**What to work on:**
All of the listing, from first line to last, should be output exactly; the pictures stay out.

**Extracted entries:**
□ □ □ □

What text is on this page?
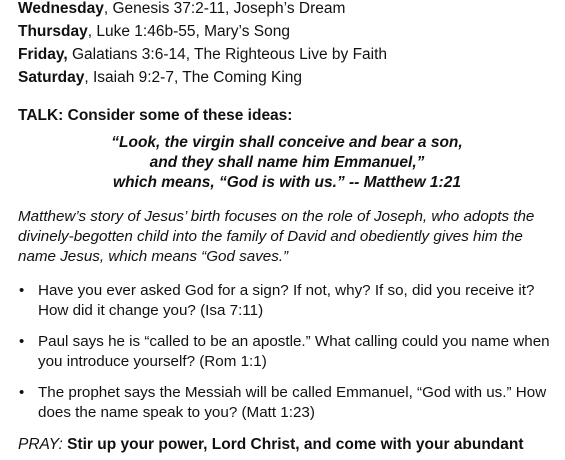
Wednesday, Genesis 37:2-11, Joseph’s Dream
Thursday, Luke 1:46b-55, Mary’s Song
Friday, Galatians 3:6-14, The Righteous Live by Faith
Saturday, Isaiah 9:2-7, The Coming King
TALK: Consider some of these ideas:
“Look, the virgin shall conceive and bear a son,
and they shall name him Emmanuel,”
which means, “God is with us.” -- Matthew 1:21
Matthew’s story of Jesus’ birth focuses on the role of Joseph, who adopts the divinely-begotten child into the family of David and obediently gives him the name Jesus, which means “God saves.”
• Have you ever asked God for a sign? If not, why? If so, did you receive it? How did it change you? (Isa 7:11)
• Paul says he is “called to be an apostle.” What calling could you name when you introduce yourself? (Rom 1:1)
• The prophet says the Messiah will be called Emmanuel, “God with us.” How does the name speak to you? (Matt 1:23)
PRAY: Stir up your power, Lord Christ, and come with your abundant
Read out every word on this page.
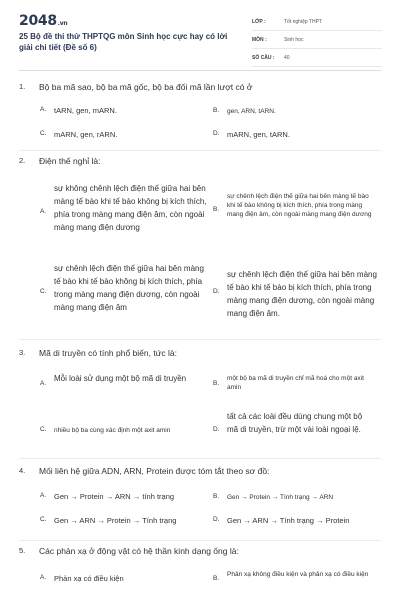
2048.vn
25 Bộ đề thi thử THPTQG môn Sinh học cực hay có lời giải chi tiết (Đề số 6)
LỚP :	Tốt nghiệp THPT
MÔN :	Sinh học
SỐ CÂU : 40
1. Bộ ba mã sao, bộ ba mã gốc, bộ ba đối mã lần lượt có ở
A. tARN, gen, mARN.	B. gen, ARN, tARN.
C. mARN, gen, rARN.	D. mARN, gen, tARN.
2. Điện thế nghỉ là:
A.
sự không chênh lệch điện thế giữa hai bên màng tế bào khi tế bào không bị kích thích, phía trong màng mang điện âm, còn ngoài màng mang điện dương
B.
sự chênh lệch điện thế giữa hai bên màng tế bào khi tế bào không bị kích thích, phía trong màng mang điện âm, còn ngoài màng mang điện dương
C.
sự chênh lệch điện thế giữa hai bên màng tế bào khi tế bào không bị kích thích, phía trong màng mang điện dương, còn ngoài màng mang điện âm
D.
sự chênh lệch điện thế giữa hai bên màng tế bào khi tế bào bị kích thích, phía trong màng mang điện dương, còn ngoài màng mang điện âm.
3. Mã di truyền có tính phổ biến, tức là:
A.
Mỗi loài sử dụng một bộ mã di truyền
B.
một bộ ba mã di truyền chỉ mã hoá cho một axit amin
C. nhiều bộ ba cùng xác định một axit amin	D.
tất cả các loài đều dùng chung một bộ mã di truyền, trừ một vài loài ngoại lệ.
4. Mối liên hệ giữa ADN, ARN, Protein được tóm tắt theo sơ đồ:
A. Gen → Protein → ARN → tính trạng	B. Gen → Protein → Tính trạng → ARN
C. Gen → ARN → Protein → Tính trạng	D. Gen → ARN → Tính trạng → Protein
5. Các phản xạ ở động vật có hệ thần kinh dạng ống là:
A. Phản xạ có điều kiện	B.
Phản xạ không điều kiện và phản xạ có điều kiện
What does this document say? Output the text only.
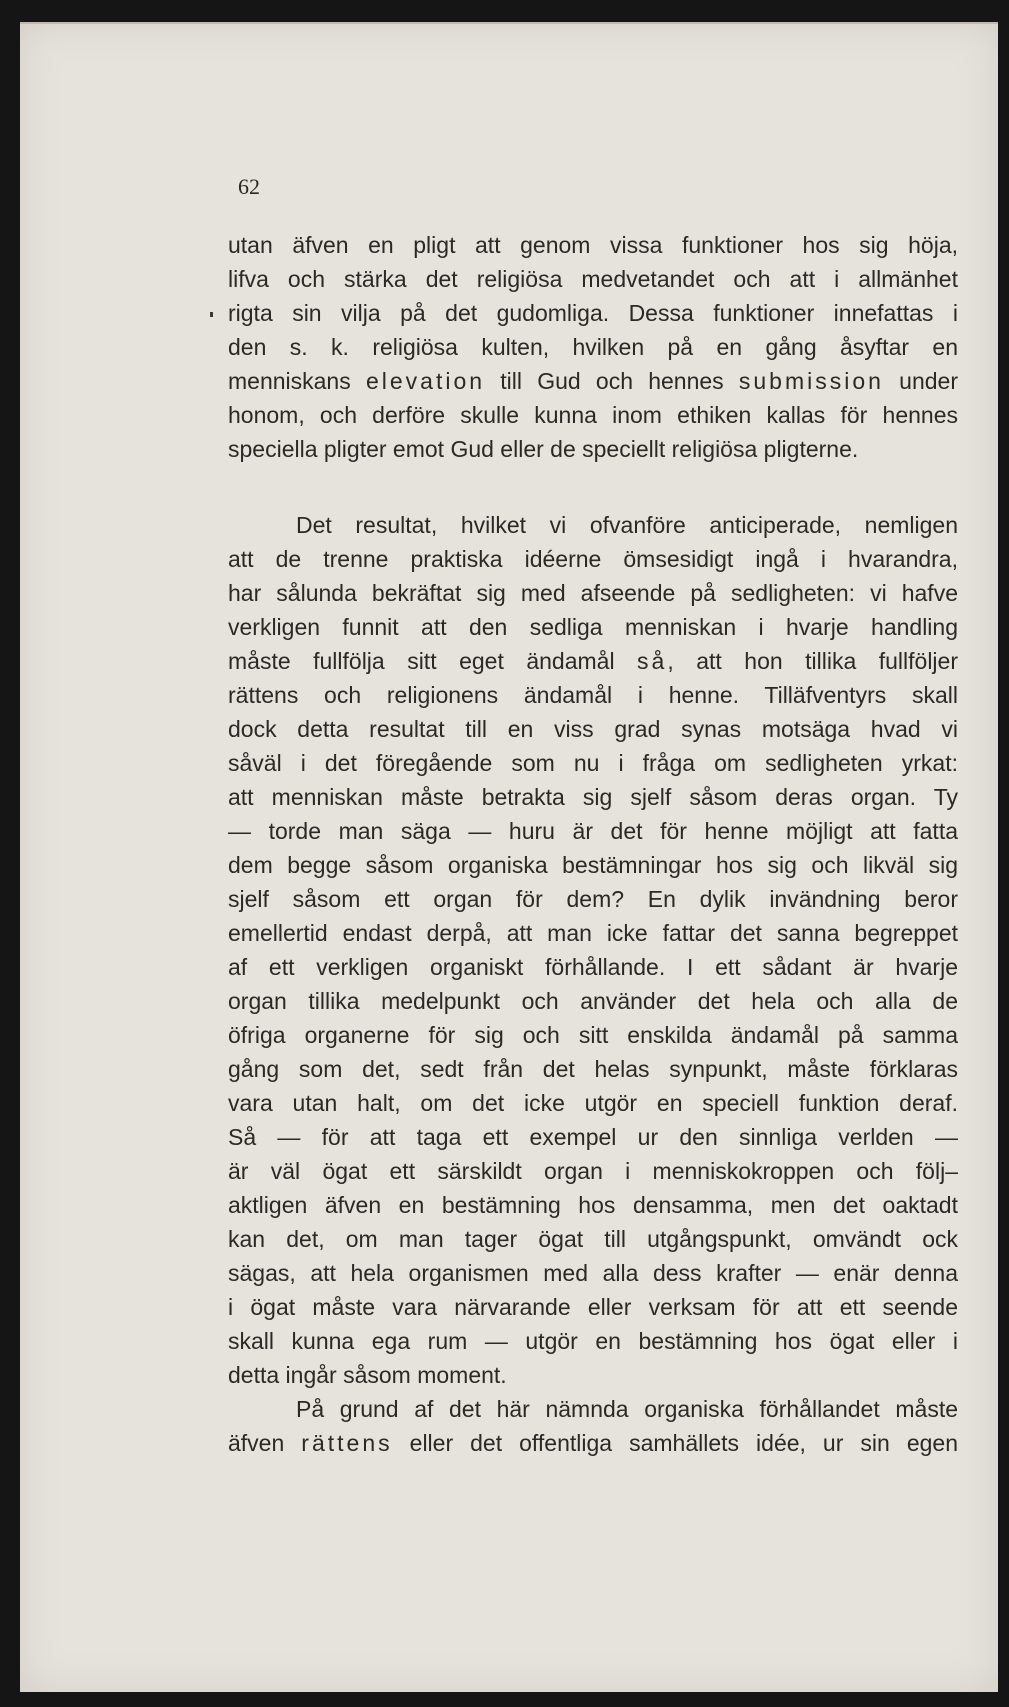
62

utan äfven en pligt att genom vissa funktioner hos sig höja,
lifva och stärka det religiösa medvetandet och att i allmänhet
rigta sin vilja på det gudomliga. Dessa funktioner innefattas i
den s. k. religiösa kulten, hvilken på en gång åsyftar en
menniskans elevation till Gud och hennes submission under
honom, och derföre skulle kunna inom ethiken kallas för hennes
speciella pligter emot Gud eller de speciellt religiösa pligterne.
Det resultat, hvilket vi ofvanföre anticiperade, nemligen
att de trenne praktiska idéerne ömsesidigt ingå i hvarandra,
har sålunda bekräftat sig med afseende på sedligheten: vi hafve
verkligen funnit att den sedliga menniskan i hvarje handling
måste fullfölja sitt eget ändamål så, att hon tillika fullföljer
rättens och religionens ändamål i henne. Tilläfventyrs skall
dock detta resultat till en viss grad synas motsäga hvad vi
såväl i det föregående som nu i fråga om sedligheten yrkat:
att menniskan måste betrakta sig sjelf såsom deras organ. Ty
— torde man säga — huru är det för henne möjligt att fatta
dem begge såsom organiska bestämningar hos sig och likväl sig
sjelf såsom ett organ för dem? En dylik invändning beror
emellertid endast derpå, att man icke fattar det sanna begreppet
af ett verkligen organiskt förhållande. I ett sådant är hvarje
organ tillika medelpunkt och använder det hela och alla de
öfriga organerne för sig och sitt enskilda ändamål på samma
gång som det, sedt från det helas synpunkt, måste förklaras
vara utan halt, om det icke utgör en speciell funktion deraf.
Så — för att taga ett exempel ur den sinnliga verlden —
är väl ögat ett särskildt organ i menniskokroppen och följ–
aktligen äfven en bestämning hos densamma, men det oaktadt
kan det, om man tager ögat till utgångspunkt, omvändt ock
sägas, att hela organismen med alla dess krafter — enär denna
i ögat måste vara närvarande eller verksam för att ett seende
skall kunna ega rum — utgör en bestämning hos ögat eller i
detta ingår såsom moment.
På grund af det här nämnda organiska förhållandet måste
äfven rättens eller det offentliga samhällets idée, ur sin egen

□ □ □ □

**Output:**
What text is on this page?
Wednesday, Genesis 37:2-11, Joseph’s Dream
Thursday, Luke 1:46b-55, Mary’s Song
Friday, Galatians 3:6-14, The Righteous Live by Faith
Saturday, Isaiah 9:2-7, The Coming King
TALK: Consider some of these ideas:
“Look, the virgin shall conceive and bear a son,
and they shall name him Emmanuel,”
which means, “God is with us.” -- Matthew 1:21
Matthew’s story of Jesus’ birth focuses on the role of Joseph, who adopts the divinely-begotten child into the family of David and obediently gives him the name Jesus, which means “God saves.”
• Have you ever asked God for a sign? If not, why? If so, did you receive it? How did it change you? (Isa 7:11)
• Paul says he is “called to be an apostle.” What calling could you name when you introduce yourself? (Rom 1:1)
• The prophet says the Messiah will be called Emmanuel, “God with us.” How does the name speak to you? (Matt 1:23)
PRAY: Stir up your power, Lord Christ, and come with your abundant
Read out every word on this page.
2048.vn
25 Bộ đề thi thử THPTQG môn Sinh học cực hay có lời giải chi tiết (Đề số 6)
LỚP :	Tốt nghiệp THPT
MÔN :	Sinh học
SỐ CÂU : 40
1. Bộ ba mã sao, bộ ba mã gốc, bộ ba đối mã lần lượt có ở
A. tARN, gen, mARN.	B. gen, ARN, tARN.
C. mARN, gen, rARN.	D. mARN, gen, tARN.
2. Điện thế nghỉ là:
A.
sự không chênh lệch điện thế giữa hai bên màng tế bào khi tế bào không bị kích thích, phía trong màng mang điện âm, còn ngoài màng mang điện dương
B.
sự chênh lệch điện thế giữa hai bên màng tế bào khi tế bào không bị kích thích, phía trong màng mang điện âm, còn ngoài màng mang điện dương
C.
sự chênh lệch điện thế giữa hai bên màng tế bào khi tế bào không bị kích thích, phía trong màng mang điện dương, còn ngoài màng mang điện âm
D.
sự chênh lệch điện thế giữa hai bên màng tế bào khi tế bào bị kích thích, phía trong màng mang điện dương, còn ngoài màng mang điện âm.
3. Mã di truyền có tính phổ biến, tức là:
A.
Mỗi loài sử dụng một bộ mã di truyền
B.
một bộ ba mã di truyền chỉ mã hoá cho một axit amin
C. nhiều bộ ba cùng xác định một axit amin	D.
tất cả các loài đều dùng chung một bộ mã di truyền, trừ một vài loài ngoại lệ.
4. Mối liên hệ giữa ADN, ARN, Protein được tóm tắt theo sơ đồ:
A. Gen → Protein → ARN → tính trạng	B. Gen → Protein → Tính trạng → ARN
C. Gen → ARN → Protein → Tính trạng	D. Gen → ARN → Tính trạng → Protein
5. Các phản xạ ở động vật có hệ thần kinh dạng ống là:
A. Phản xạ có điều kiện	B.
Phản xạ không điều kiện và phản xạ có điều kiện
What does this document say? Output the text only.
62

utan äfven en pligt att genom vissa funktioner hos sig höja,
lifva och stärka det religiösa medvetandet och att i allmänhet
rigta sin vilja på det gudomliga. Dessa funktioner innefattas i
den s. k. religiösa kulten, hvilken på en gång åsyftar en
menniskans elevation till Gud och hennes submission under
honom, och derföre skulle kunna inom ethiken kallas för hennes
speciella pligter emot Gud eller de speciellt religiösa pligterne.
Det resultat, hvilket vi ofvanföre anticiperade, nemligen
att de trenne praktiska idéerne ömsesidigt ingå i hvarandra,
har sålunda bekräftat sig med afseende på sedligheten: vi hafve
verkligen funnit att den sedliga menniskan i hvarje handling
måste fullfölja sitt eget ändamål så, att hon tillika fullföljer
rättens och religionens ändamål i henne. Tilläfventyrs skall
dock detta resultat till en viss grad synas motsäga hvad vi
såväl i det föregående som nu i fråga om sedligheten yrkat:
att menniskan måste betrakta sig sjelf såsom deras organ. Ty
— torde man säga — huru är det för henne möjligt att fatta
dem begge såsom organiska bestämningar hos sig och likväl sig
sjelf såsom ett organ för dem? En dylik invändning beror
emellertid endast derpå, att man icke fattar det sanna begreppet
af ett verkligen organiskt förhållande. I ett sådant är hvarje
organ tillika medelpunkt och använder det hela och alla de
öfriga organerne för sig och sitt enskilda ändamål på samma
gång som det, sedt från det helas synpunkt, måste förklaras
vara utan halt, om det icke utgör en speciell funktion deraf.
Så — för att taga ett exempel ur den sinnliga verlden —
är väl ögat ett särskildt organ i menniskokroppen och följ–
aktligen äfven en bestämning hos densamma, men det oaktadt
kan det, om man tager ögat till utgångspunkt, omvändt ock
sägas, att hela organismen med alla dess krafter — enär denna
i ögat måste vara närvarande eller verksam för att ett seende
skall kunna ega rum — utgör en bestämning hos ögat eller i
detta ingår såsom moment.
På grund af det här nämnda organiska förhållandet måste
äfven rättens eller det offentliga samhällets idée, ur sin egen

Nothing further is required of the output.